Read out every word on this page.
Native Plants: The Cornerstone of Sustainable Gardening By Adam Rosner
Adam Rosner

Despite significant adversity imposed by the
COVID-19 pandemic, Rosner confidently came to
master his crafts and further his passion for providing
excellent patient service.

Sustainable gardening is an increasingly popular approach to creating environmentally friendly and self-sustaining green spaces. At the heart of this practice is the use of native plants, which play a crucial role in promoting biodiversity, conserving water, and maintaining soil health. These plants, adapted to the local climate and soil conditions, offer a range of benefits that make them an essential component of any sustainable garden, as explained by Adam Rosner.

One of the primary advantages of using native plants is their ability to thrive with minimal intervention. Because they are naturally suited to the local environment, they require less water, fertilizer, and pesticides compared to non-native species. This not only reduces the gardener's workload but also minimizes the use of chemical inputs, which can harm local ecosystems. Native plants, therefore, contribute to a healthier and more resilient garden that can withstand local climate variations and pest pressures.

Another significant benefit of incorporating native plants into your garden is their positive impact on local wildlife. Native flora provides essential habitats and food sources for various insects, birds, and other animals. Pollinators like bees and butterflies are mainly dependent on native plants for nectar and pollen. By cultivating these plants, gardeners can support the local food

_ _ _

__PROMPT__
Working from the material above, retype it in its entirety without change.

__RESPONSE TO THIS EXERCISE__
Read out every word on this page.
Native Plants: The Cornerstone of Sustainable Gardening By Adam Rosner
Adam Rosner

Despite significant adversity imposed by the
COVID-19 pandemic, Rosner confidently came to
master his crafts and further his passion for providing
excellent patient service.

Sustainable gardening is an increasingly popular approach to creating environmentally friendly and self-sustaining green spaces. At the heart of this practice is the use of native plants, which play a crucial role in promoting biodiversity, conserving water, and maintaining soil health. These plants, adapted to the local climate and soil conditions, offer a range of benefits that make them an essential component of any sustainable garden, as explained by Adam Rosner.

One of the primary advantages of using native plants is their ability to thrive with minimal intervention. Because they are naturally suited to the local environment, they require less water, fertilizer, and pesticides compared to non-native species. This not only reduces the gardener's workload but also minimizes the use of chemical inputs, which can harm local ecosystems. Native plants, therefore, contribute to a healthier and more resilient garden that can withstand local climate variations and pest pressures.

Another significant benefit of incorporating native plants into your garden is their positive impact on local wildlife. Native flora provides essential habitats and food sources for various insects, birds, and other animals. Pollinators like bees and butterflies are mainly dependent on native plants for nectar and pollen. By cultivating these plants, gardeners can support the local food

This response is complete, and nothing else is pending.